■ **Task objective**:
From the entries below, count every line that contains the word "мова". Please give the number and nothing else.

--- BEGIN ---

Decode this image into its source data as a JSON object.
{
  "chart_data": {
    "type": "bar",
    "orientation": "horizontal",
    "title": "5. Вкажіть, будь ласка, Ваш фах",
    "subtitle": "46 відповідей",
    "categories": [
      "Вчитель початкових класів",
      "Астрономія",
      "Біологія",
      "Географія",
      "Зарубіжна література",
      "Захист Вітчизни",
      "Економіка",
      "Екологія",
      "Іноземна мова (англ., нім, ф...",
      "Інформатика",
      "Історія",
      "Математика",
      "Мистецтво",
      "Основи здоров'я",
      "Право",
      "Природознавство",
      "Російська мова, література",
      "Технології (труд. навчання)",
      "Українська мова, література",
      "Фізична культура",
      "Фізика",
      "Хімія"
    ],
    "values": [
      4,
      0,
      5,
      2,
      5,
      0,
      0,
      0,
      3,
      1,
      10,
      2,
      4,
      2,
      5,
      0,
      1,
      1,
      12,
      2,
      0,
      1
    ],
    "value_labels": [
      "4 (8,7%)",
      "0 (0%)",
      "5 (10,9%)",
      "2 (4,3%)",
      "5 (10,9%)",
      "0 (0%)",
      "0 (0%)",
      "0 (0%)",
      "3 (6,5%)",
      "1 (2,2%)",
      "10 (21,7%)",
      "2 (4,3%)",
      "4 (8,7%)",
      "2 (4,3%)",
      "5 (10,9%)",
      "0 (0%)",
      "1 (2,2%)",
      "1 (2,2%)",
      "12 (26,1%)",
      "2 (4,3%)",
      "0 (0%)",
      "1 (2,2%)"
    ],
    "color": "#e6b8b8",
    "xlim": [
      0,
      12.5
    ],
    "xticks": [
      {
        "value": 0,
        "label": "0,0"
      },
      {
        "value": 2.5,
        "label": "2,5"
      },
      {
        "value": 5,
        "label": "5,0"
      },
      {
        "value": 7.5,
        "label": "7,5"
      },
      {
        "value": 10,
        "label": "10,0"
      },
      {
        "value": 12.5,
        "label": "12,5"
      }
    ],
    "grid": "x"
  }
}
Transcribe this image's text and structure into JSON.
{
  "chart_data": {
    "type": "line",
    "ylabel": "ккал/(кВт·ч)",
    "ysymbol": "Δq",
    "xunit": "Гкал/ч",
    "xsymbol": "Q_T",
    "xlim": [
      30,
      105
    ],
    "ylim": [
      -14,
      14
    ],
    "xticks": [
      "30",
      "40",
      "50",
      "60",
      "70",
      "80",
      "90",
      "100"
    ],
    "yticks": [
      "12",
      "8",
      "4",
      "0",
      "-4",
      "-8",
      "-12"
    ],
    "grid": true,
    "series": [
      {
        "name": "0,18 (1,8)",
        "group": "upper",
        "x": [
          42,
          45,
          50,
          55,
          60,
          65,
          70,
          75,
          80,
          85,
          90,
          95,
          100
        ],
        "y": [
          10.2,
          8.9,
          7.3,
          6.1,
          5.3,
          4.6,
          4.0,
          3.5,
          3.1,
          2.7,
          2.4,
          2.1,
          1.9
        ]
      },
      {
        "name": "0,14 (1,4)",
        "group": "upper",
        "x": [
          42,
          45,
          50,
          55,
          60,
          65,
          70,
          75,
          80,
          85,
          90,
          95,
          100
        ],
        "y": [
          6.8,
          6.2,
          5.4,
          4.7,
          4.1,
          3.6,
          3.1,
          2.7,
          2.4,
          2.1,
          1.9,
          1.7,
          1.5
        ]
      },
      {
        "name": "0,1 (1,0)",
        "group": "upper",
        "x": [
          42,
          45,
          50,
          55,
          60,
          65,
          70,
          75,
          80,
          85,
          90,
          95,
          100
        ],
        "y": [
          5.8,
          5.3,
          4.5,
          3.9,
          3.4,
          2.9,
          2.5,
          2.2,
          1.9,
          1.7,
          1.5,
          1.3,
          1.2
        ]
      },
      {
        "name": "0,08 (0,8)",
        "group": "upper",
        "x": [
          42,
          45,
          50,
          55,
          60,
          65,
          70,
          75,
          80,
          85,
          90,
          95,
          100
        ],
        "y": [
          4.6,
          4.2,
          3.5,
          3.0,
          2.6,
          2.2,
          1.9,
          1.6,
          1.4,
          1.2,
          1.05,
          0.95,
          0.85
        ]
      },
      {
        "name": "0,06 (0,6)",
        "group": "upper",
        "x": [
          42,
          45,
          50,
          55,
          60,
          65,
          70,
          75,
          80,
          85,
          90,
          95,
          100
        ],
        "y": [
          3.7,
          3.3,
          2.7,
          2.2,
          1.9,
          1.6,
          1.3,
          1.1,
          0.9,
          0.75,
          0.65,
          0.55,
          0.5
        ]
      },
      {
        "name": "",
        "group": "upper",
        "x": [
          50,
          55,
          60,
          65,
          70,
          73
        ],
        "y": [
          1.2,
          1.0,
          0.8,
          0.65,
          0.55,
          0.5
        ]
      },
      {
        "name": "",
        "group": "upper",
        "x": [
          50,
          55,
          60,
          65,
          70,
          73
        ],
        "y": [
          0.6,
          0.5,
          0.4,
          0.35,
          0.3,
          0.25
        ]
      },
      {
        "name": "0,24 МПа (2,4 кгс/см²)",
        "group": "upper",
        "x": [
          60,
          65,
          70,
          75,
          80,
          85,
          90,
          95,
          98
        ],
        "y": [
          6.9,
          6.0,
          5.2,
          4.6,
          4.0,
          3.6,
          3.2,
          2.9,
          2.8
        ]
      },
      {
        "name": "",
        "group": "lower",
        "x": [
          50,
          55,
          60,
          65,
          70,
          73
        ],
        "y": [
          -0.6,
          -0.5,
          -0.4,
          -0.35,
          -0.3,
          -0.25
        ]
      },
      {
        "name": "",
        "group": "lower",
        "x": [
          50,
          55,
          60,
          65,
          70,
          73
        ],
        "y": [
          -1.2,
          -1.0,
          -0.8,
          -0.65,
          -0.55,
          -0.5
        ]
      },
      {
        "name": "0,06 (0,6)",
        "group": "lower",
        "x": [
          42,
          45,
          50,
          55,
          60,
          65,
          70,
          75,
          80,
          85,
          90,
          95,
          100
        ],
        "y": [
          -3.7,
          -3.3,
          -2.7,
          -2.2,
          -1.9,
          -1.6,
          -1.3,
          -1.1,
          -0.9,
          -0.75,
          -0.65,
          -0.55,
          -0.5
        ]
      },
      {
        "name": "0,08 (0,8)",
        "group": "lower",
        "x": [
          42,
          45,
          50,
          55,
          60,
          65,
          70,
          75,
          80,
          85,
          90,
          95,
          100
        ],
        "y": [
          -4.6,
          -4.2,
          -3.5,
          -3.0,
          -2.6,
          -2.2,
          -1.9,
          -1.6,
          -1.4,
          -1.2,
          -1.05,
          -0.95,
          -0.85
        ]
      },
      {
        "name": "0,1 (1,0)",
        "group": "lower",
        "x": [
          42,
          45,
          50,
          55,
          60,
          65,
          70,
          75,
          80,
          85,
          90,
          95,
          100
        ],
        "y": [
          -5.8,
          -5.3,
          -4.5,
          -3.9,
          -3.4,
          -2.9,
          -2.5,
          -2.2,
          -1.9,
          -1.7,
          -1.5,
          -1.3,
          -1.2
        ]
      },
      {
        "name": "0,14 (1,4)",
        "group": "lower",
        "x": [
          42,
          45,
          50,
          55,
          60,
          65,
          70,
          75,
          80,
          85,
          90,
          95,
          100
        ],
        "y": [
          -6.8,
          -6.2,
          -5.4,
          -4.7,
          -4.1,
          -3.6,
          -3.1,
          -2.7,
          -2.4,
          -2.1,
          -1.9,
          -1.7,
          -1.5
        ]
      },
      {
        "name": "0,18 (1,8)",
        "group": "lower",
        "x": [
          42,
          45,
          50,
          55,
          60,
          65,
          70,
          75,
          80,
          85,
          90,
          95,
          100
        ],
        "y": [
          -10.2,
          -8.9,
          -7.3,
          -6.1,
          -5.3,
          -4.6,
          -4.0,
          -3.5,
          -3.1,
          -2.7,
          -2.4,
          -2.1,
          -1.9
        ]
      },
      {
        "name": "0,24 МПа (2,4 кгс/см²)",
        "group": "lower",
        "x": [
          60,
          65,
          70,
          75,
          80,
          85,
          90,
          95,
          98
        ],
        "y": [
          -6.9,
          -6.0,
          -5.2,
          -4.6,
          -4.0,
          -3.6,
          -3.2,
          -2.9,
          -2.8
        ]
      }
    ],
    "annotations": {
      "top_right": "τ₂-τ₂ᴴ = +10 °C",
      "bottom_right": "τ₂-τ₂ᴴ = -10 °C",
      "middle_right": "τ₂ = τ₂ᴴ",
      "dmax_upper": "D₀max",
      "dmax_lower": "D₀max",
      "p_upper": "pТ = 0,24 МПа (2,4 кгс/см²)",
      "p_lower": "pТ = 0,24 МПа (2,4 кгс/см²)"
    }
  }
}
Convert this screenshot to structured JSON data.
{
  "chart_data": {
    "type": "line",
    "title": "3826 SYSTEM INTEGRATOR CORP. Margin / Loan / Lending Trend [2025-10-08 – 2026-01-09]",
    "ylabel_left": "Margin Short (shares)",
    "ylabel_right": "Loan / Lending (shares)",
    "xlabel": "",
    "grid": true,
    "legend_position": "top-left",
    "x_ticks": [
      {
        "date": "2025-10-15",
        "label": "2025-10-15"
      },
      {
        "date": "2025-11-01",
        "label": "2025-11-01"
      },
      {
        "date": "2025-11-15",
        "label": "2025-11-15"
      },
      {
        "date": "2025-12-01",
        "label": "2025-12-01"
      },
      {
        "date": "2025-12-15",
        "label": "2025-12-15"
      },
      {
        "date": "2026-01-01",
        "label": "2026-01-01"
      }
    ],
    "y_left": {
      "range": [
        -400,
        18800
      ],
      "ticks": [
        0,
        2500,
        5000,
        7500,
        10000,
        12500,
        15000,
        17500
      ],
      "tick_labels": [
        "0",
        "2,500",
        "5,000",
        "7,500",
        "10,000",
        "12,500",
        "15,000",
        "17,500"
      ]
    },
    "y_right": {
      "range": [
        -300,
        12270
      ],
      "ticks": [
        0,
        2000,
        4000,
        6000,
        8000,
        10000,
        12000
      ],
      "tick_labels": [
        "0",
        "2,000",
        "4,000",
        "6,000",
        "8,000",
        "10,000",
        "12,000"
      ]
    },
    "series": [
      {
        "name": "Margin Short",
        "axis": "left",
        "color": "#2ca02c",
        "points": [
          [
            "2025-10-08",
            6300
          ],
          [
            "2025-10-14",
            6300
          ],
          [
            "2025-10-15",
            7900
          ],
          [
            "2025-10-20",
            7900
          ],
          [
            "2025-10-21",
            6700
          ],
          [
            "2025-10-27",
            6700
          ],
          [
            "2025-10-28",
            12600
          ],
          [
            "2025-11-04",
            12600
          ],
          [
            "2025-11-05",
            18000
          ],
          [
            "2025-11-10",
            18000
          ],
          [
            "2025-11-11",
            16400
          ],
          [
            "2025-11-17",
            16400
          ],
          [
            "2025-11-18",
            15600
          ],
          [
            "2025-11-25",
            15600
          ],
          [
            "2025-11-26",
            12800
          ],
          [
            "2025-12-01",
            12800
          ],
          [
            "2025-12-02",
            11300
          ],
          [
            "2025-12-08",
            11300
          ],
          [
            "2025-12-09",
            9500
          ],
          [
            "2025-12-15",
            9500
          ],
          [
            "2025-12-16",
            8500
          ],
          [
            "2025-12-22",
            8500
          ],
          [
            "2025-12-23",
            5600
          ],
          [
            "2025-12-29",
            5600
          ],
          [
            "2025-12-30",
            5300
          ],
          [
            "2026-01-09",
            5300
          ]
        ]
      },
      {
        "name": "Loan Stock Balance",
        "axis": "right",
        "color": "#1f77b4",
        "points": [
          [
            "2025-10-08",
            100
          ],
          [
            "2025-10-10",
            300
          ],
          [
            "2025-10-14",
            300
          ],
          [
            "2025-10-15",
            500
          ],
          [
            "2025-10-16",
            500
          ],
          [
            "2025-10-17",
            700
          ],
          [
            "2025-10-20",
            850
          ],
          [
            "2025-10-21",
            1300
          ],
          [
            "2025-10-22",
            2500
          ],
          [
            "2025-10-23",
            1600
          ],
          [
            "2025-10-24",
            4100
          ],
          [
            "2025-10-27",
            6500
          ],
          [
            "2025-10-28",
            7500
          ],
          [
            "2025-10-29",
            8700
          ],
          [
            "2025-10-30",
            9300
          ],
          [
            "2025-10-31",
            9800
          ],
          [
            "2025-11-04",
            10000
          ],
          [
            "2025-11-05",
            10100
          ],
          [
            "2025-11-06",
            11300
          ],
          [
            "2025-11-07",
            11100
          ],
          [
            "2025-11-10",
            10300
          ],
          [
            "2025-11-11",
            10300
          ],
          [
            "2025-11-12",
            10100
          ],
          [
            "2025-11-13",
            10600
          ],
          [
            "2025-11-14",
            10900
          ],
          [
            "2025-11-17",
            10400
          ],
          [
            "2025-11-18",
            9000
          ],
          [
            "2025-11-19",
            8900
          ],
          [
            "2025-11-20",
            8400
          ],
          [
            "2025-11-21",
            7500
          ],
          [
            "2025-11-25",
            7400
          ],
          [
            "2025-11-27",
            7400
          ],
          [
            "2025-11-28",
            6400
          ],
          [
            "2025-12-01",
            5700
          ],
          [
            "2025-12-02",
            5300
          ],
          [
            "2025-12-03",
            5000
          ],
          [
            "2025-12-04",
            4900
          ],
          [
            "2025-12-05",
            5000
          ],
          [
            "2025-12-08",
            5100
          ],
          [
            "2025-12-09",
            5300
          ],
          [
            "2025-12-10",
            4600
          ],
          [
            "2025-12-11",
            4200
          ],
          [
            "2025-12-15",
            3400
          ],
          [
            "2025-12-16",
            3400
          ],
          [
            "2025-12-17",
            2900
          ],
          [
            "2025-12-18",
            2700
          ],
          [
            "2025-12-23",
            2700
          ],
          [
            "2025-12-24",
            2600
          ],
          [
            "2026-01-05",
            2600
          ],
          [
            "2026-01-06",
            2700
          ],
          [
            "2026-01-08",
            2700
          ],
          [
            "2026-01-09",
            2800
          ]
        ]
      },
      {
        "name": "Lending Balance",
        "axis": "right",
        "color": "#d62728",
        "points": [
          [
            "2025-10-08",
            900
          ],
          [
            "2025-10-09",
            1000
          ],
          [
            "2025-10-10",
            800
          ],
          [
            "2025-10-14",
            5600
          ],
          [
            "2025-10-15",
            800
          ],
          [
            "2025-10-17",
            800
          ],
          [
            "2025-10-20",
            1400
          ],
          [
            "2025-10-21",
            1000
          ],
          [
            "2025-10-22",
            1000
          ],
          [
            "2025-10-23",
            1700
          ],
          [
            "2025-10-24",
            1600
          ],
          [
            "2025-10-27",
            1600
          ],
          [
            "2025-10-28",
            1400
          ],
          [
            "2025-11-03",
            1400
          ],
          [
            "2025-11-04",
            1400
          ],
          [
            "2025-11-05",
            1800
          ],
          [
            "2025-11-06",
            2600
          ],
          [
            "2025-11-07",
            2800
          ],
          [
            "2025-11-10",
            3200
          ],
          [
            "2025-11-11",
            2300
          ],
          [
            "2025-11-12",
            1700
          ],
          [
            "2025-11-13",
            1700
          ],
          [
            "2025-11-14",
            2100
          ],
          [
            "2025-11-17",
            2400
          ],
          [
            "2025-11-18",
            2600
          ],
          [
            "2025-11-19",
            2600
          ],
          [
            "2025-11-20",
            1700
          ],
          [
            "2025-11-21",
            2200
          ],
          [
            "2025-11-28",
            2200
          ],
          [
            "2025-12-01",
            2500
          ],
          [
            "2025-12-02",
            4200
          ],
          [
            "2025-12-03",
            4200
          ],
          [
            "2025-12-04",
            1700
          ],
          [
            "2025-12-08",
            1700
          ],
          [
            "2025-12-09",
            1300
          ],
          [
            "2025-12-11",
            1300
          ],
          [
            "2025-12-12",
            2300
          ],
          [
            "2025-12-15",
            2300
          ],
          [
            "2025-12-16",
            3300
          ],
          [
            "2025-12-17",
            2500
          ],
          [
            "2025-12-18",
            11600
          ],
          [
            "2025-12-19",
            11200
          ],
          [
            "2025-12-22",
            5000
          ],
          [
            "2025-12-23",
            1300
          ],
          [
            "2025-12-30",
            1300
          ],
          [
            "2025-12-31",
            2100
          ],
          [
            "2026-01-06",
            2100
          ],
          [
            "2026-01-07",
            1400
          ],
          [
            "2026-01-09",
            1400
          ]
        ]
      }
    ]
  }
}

--- END ---

■ **Result of this task**:
3